Records from a data source
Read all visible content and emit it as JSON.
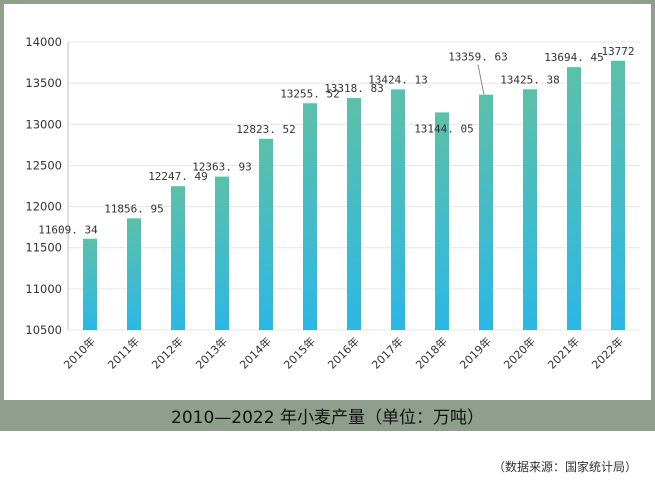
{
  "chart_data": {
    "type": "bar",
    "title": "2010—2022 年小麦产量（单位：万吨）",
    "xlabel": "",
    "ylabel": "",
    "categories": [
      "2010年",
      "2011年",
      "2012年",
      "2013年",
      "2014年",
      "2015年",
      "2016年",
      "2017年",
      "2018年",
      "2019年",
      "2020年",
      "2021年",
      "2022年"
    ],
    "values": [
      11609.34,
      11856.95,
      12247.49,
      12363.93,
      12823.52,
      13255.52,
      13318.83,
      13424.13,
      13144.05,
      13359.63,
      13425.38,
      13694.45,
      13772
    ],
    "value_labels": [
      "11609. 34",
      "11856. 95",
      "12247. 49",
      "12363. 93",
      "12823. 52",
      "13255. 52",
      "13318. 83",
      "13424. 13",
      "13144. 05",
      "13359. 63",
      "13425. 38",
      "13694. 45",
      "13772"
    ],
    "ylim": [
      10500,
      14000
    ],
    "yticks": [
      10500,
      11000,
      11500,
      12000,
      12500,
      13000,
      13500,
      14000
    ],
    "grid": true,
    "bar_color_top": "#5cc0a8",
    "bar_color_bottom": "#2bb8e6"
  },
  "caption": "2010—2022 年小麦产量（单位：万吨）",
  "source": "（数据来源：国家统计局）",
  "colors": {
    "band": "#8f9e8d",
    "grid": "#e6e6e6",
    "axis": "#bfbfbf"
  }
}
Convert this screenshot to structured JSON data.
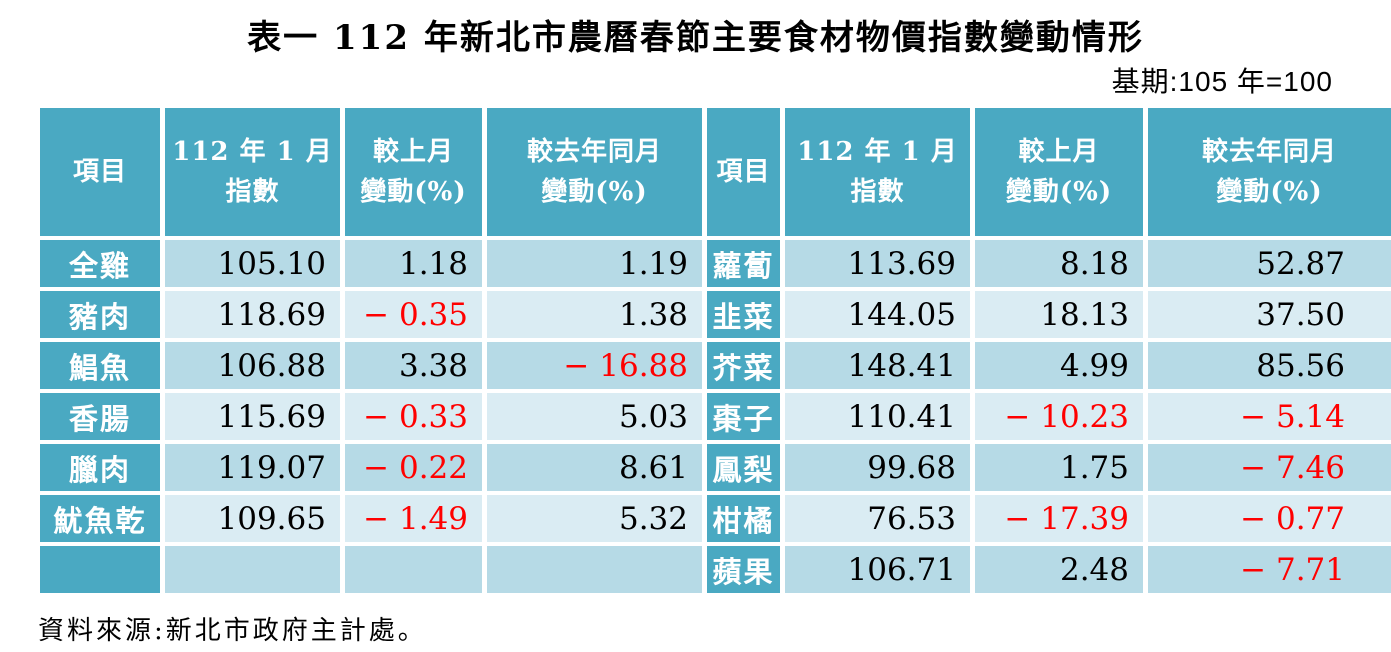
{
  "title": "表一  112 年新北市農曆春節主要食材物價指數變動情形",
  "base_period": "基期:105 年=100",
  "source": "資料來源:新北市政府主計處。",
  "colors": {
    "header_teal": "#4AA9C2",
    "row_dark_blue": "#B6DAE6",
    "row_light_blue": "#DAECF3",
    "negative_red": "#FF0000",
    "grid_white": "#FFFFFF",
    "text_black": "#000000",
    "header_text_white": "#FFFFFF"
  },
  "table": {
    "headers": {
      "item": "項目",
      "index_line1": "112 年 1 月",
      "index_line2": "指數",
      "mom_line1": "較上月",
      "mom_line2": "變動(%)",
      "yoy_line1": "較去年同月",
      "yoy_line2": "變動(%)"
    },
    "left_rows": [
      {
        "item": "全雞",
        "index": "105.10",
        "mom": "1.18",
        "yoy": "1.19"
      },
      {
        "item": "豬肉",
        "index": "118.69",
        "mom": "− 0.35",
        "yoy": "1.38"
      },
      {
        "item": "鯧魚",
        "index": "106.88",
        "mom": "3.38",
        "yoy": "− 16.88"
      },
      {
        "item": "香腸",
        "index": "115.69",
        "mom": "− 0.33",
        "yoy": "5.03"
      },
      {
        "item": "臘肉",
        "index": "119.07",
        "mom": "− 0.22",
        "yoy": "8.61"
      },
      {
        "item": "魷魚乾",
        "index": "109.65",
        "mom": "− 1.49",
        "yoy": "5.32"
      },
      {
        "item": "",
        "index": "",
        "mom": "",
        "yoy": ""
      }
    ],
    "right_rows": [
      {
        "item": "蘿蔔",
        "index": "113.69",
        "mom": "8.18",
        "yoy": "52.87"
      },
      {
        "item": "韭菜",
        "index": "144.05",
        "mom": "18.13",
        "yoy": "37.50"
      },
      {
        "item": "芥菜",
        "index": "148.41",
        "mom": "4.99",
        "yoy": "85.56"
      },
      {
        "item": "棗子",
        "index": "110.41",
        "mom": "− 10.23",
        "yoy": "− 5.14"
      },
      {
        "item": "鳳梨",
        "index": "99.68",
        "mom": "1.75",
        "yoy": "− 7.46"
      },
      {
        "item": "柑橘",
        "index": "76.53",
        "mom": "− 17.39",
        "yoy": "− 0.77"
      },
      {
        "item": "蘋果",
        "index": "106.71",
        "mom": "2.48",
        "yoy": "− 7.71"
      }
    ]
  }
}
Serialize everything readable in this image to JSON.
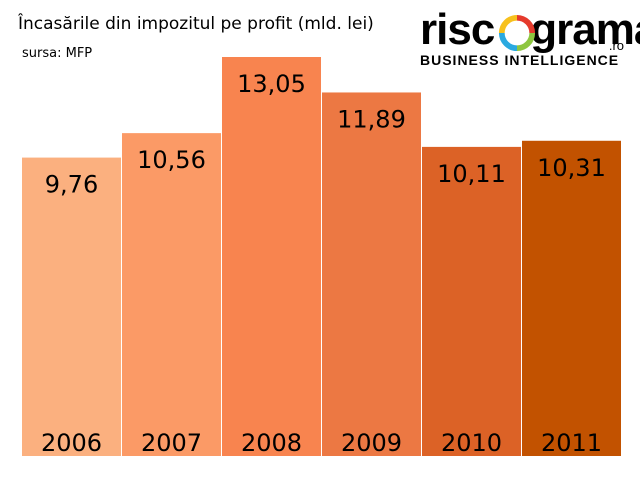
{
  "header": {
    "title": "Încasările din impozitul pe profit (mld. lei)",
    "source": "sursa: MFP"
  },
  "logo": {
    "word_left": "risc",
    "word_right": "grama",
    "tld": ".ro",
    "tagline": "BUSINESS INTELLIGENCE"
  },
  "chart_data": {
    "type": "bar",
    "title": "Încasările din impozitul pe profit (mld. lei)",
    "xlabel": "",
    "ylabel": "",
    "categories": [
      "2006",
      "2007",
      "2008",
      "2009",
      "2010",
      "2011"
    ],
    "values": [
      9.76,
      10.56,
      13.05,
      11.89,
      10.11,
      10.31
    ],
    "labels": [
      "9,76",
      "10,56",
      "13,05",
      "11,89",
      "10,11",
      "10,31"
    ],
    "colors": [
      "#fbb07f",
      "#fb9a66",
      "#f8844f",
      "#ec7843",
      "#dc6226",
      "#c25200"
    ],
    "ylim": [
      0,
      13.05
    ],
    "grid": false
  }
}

§ **Exercise brief**
The lines to collect are those holding the string "年小麦产量"; copy them all.

§ **Response below**
    "title": "2010—2022 年小麦产量（单位：万吨）",
  "caption": "2010—2022 年小麦产量（单位：万吨）",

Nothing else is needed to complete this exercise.